### Collected data:

Start

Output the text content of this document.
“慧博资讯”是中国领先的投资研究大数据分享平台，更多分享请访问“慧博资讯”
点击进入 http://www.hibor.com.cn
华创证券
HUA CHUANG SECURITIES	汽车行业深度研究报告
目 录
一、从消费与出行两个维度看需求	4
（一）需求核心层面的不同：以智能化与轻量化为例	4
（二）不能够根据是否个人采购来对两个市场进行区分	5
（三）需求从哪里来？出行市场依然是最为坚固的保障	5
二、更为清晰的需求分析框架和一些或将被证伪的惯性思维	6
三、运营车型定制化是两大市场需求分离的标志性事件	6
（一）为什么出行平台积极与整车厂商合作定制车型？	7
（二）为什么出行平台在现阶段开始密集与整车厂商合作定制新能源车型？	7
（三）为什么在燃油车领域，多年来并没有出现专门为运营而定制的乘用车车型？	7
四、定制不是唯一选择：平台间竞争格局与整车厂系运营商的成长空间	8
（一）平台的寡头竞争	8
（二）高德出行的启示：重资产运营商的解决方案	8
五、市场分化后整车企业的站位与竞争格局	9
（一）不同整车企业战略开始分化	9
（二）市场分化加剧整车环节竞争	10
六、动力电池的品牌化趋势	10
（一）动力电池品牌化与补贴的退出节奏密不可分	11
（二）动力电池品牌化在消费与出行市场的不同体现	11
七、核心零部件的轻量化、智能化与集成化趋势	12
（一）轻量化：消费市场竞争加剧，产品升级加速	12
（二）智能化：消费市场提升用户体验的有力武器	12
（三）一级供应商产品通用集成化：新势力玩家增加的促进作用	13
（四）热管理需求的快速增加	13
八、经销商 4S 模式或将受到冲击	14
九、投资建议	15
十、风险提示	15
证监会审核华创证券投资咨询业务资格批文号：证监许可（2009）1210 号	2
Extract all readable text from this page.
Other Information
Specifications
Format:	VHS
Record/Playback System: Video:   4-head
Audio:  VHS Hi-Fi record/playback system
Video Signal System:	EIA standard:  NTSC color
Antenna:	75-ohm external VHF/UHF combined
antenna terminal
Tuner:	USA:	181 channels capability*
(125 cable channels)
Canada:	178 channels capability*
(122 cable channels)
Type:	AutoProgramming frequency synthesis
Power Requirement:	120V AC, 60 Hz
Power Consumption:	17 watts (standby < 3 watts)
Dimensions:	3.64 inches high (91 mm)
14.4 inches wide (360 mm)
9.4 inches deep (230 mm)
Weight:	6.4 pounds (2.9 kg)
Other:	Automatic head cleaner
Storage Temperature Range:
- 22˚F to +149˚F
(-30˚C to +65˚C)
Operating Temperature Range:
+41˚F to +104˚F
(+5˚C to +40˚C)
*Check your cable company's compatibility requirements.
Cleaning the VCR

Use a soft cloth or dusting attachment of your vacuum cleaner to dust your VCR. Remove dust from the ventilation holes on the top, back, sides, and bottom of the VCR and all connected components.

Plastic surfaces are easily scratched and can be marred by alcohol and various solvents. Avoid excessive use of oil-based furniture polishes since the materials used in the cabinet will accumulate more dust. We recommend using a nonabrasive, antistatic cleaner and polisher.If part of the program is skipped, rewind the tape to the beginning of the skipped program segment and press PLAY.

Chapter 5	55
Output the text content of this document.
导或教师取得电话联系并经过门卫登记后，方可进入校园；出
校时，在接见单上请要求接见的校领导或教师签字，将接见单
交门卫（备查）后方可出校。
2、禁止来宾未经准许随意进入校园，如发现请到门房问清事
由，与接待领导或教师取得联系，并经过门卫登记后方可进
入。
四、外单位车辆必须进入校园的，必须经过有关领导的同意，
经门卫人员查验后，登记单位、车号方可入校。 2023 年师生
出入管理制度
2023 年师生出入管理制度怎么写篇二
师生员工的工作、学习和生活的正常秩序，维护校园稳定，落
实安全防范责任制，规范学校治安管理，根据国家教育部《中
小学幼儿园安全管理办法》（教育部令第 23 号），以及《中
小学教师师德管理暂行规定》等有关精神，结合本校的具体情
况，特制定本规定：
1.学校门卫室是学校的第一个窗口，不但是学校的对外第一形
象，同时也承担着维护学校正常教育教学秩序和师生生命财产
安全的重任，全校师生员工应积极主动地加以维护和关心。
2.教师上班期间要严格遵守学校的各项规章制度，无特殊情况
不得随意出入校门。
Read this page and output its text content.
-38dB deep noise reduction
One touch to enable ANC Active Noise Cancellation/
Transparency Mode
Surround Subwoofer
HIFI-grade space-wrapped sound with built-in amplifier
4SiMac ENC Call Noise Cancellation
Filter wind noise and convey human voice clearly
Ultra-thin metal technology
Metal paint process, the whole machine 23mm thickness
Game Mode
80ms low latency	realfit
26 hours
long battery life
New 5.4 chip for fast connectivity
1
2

End

### Given problem:
Set down all of the records shown above once more, exactly.

### Written answer:
Output the text content of this document.
“慧博资讯”是中国领先的投资研究大数据分享平台，更多分享请访问“慧博资讯”
点击进入 http://www.hibor.com.cn
华创证券
HUA CHUANG SECURITIES	汽车行业深度研究报告
目 录
一、从消费与出行两个维度看需求	4
（一）需求核心层面的不同：以智能化与轻量化为例	4
（二）不能够根据是否个人采购来对两个市场进行区分	5
（三）需求从哪里来？出行市场依然是最为坚固的保障	5
二、更为清晰的需求分析框架和一些或将被证伪的惯性思维	6
三、运营车型定制化是两大市场需求分离的标志性事件	6
（一）为什么出行平台积极与整车厂商合作定制车型？	7
（二）为什么出行平台在现阶段开始密集与整车厂商合作定制新能源车型？	7
（三）为什么在燃油车领域，多年来并没有出现专门为运营而定制的乘用车车型？	7
四、定制不是唯一选择：平台间竞争格局与整车厂系运营商的成长空间	8
（一）平台的寡头竞争	8
（二）高德出行的启示：重资产运营商的解决方案	8
五、市场分化后整车企业的站位与竞争格局	9
（一）不同整车企业战略开始分化	9
（二）市场分化加剧整车环节竞争	10
六、动力电池的品牌化趋势	10
（一）动力电池品牌化与补贴的退出节奏密不可分	11
（二）动力电池品牌化在消费与出行市场的不同体现	11
七、核心零部件的轻量化、智能化与集成化趋势	12
（一）轻量化：消费市场竞争加剧，产品升级加速	12
（二）智能化：消费市场提升用户体验的有力武器	12
（三）一级供应商产品通用集成化：新势力玩家增加的促进作用	13
（四）热管理需求的快速增加	13
八、经销商 4S 模式或将受到冲击	14
九、投资建议	15
十、风险提示	15
证监会审核华创证券投资咨询业务资格批文号：证监许可（2009）1210 号	2
Extract all readable text from this page.
Other Information
Specifications
Format:	VHS
Record/Playback System: Video:   4-head
Audio:  VHS Hi-Fi record/playback system
Video Signal System:	EIA standard:  NTSC color
Antenna:	75-ohm external VHF/UHF combined
antenna terminal
Tuner:	USA:	181 channels capability*
(125 cable channels)
Canada:	178 channels capability*
(122 cable channels)
Type:	AutoProgramming frequency synthesis
Power Requirement:	120V AC, 60 Hz
Power Consumption:	17 watts (standby < 3 watts)
Dimensions:	3.64 inches high (91 mm)
14.4 inches wide (360 mm)
9.4 inches deep (230 mm)
Weight:	6.4 pounds (2.9 kg)
Other:	Automatic head cleaner
Storage Temperature Range:
- 22˚F to +149˚F
(-30˚C to +65˚C)
Operating Temperature Range:
+41˚F to +104˚F
(+5˚C to +40˚C)
*Check your cable company's compatibility requirements.
Cleaning the VCR

Use a soft cloth or dusting attachment of your vacuum cleaner to dust your VCR. Remove dust from the ventilation holes on the top, back, sides, and bottom of the VCR and all connected components.

Plastic surfaces are easily scratched and can be marred by alcohol and various solvents. Avoid excessive use of oil-based furniture polishes since the materials used in the cabinet will accumulate more dust. We recommend using a nonabrasive, antistatic cleaner and polisher.If part of the program is skipped, rewind the tape to the beginning of the skipped program segment and press PLAY.

Chapter 5	55
Output the text content of this document.
导或教师取得电话联系并经过门卫登记后，方可进入校园；出
校时，在接见单上请要求接见的校领导或教师签字，将接见单
交门卫（备查）后方可出校。
2、禁止来宾未经准许随意进入校园，如发现请到门房问清事
由，与接待领导或教师取得联系，并经过门卫登记后方可进
入。
四、外单位车辆必须进入校园的，必须经过有关领导的同意，
经门卫人员查验后，登记单位、车号方可入校。 2023 年师生
出入管理制度
2023 年师生出入管理制度怎么写篇二
师生员工的工作、学习和生活的正常秩序，维护校园稳定，落
实安全防范责任制，规范学校治安管理，根据国家教育部《中
小学幼儿园安全管理办法》（教育部令第 23 号），以及《中
小学教师师德管理暂行规定》等有关精神，结合本校的具体情
况，特制定本规定：
1.学校门卫室是学校的第一个窗口，不但是学校的对外第一形
象，同时也承担着维护学校正常教育教学秩序和师生生命财产
安全的重任，全校师生员工应积极主动地加以维护和关心。
2.教师上班期间要严格遵守学校的各项规章制度，无特殊情况
不得随意出入校门。
Read this page and output its text content.
-38dB deep noise reduction
One touch to enable ANC Active Noise Cancellation/
Transparency Mode
Surround Subwoofer
HIFI-grade space-wrapped sound with built-in amplifier
4SiMac ENC Call Noise Cancellation
Filter wind noise and convey human voice clearly
Ultra-thin metal technology
Metal paint process, the whole machine 23mm thickness
Game Mode
80ms low latency	realfit
26 hours
long battery life
New 5.4 chip for fast connectivity
1
2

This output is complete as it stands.